Extract each line from the items below that contains the word "interactable".
++++ Entries supplied ++++
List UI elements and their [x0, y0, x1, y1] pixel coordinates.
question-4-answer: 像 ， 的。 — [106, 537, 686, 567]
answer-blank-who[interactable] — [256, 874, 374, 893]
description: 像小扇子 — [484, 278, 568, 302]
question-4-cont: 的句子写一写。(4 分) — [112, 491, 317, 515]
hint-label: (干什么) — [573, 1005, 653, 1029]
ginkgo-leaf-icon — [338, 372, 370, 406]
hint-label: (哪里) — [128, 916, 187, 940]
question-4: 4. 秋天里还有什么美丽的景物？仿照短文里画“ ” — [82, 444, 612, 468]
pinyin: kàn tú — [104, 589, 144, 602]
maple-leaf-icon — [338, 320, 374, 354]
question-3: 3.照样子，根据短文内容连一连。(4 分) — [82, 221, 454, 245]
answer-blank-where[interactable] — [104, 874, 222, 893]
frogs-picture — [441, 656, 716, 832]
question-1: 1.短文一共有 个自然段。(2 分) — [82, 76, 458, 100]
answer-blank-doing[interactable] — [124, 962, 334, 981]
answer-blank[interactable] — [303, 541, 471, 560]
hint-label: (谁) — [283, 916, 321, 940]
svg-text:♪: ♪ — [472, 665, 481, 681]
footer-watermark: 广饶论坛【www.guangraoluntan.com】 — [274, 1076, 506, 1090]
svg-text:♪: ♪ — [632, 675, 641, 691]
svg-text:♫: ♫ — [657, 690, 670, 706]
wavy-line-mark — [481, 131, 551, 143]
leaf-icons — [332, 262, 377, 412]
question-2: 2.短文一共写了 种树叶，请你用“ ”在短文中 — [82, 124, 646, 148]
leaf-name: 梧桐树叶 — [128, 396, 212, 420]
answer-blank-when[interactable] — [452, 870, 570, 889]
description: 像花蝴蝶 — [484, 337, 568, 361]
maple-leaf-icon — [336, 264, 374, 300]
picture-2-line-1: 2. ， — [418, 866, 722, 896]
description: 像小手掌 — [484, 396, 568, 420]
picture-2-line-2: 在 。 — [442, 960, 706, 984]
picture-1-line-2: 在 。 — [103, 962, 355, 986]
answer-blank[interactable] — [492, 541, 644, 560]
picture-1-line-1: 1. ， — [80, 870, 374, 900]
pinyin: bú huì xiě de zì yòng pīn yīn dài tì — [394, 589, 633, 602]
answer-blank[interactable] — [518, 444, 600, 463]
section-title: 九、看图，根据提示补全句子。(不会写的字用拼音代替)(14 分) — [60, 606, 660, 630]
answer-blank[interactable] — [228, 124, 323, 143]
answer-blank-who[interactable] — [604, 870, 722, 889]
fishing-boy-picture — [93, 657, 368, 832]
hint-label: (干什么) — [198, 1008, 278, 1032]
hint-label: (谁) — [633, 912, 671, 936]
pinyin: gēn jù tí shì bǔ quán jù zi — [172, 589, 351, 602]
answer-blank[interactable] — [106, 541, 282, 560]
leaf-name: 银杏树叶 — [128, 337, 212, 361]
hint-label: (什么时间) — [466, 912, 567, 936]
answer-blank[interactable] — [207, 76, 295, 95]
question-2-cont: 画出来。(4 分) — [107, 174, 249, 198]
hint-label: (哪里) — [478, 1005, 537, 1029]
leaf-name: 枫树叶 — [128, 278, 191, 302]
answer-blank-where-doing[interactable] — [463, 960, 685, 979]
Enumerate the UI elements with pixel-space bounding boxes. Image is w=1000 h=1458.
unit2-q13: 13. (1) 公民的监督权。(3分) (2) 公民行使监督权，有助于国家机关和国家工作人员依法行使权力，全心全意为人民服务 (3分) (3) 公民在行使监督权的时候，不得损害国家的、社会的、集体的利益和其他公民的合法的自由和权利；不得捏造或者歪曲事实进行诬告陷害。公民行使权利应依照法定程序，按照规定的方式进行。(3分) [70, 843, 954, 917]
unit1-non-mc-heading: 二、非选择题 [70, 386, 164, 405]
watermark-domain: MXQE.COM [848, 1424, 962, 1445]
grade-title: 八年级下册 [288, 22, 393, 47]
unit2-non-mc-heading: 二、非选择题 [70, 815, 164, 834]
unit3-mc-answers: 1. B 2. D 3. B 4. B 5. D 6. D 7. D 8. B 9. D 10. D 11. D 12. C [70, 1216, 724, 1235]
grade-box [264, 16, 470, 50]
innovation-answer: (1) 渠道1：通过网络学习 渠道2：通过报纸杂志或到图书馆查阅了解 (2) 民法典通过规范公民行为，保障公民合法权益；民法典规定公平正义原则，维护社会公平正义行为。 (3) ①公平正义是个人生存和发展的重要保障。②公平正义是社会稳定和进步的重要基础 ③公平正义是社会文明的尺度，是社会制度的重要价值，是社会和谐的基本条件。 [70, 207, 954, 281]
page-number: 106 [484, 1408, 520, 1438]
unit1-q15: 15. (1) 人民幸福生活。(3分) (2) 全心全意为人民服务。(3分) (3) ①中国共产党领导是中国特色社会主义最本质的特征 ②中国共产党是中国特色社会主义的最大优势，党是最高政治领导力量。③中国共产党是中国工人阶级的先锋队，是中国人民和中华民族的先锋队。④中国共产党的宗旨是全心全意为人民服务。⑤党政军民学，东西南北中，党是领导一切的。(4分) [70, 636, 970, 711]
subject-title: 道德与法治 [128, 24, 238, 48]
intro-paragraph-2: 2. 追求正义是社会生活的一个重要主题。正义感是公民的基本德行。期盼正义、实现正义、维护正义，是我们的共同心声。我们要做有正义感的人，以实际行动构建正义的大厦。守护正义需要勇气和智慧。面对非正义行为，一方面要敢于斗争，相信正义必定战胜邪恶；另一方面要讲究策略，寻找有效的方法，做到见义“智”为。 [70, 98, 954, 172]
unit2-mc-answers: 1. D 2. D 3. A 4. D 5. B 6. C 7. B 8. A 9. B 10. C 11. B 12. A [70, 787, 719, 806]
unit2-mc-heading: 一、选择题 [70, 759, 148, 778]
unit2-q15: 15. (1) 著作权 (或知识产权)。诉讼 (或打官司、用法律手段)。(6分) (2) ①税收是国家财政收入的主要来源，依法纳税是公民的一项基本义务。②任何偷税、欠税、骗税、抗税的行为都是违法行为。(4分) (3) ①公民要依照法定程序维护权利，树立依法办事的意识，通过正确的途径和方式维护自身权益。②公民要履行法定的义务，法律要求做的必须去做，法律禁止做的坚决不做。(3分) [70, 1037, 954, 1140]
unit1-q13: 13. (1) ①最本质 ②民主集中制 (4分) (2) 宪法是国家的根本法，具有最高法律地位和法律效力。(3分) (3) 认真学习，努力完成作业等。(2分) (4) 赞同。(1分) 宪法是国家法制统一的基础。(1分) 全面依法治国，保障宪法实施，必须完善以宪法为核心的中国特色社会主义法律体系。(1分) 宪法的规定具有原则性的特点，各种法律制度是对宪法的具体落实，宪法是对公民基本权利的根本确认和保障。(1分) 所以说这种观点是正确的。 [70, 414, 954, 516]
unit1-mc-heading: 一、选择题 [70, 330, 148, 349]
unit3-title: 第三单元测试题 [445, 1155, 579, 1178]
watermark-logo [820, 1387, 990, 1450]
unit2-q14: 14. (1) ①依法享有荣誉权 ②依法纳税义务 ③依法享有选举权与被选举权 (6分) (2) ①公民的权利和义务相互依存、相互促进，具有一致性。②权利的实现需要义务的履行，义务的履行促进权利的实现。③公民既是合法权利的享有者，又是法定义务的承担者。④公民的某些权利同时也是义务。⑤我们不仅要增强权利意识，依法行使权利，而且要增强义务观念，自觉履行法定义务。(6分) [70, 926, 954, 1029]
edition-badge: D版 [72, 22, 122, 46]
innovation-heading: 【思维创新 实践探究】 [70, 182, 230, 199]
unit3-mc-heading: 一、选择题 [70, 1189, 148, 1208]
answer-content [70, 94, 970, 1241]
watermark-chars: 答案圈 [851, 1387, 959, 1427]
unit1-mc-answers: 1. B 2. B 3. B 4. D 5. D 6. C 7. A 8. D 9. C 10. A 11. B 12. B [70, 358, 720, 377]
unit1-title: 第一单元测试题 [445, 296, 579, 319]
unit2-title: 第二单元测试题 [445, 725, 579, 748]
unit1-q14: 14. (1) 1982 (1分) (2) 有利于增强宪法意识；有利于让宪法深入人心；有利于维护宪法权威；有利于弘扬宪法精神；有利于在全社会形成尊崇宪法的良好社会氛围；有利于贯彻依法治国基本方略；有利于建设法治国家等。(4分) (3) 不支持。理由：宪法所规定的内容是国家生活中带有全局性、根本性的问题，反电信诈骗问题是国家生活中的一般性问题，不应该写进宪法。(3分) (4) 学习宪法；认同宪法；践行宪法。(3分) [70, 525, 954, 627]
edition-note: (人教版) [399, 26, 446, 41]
++++
_Worked solution_
answer-blank-who[interactable] — [256, 874, 374, 893]
answer-blank-where[interactable] — [104, 874, 222, 893]
answer-blank-doing[interactable] — [124, 962, 334, 981]
answer-blank[interactable] — [303, 541, 471, 560]
answer-blank-when[interactable] — [452, 870, 570, 889]
answer-blank[interactable] — [492, 541, 644, 560]
answer-blank[interactable] — [518, 444, 600, 463]
answer-blank[interactable] — [228, 124, 323, 143]
answer-blank-who[interactable] — [604, 870, 722, 889]
answer-blank[interactable] — [106, 541, 282, 560]
answer-blank[interactable] — [207, 76, 295, 95]
answer-blank-where-doing[interactable] — [463, 960, 685, 979]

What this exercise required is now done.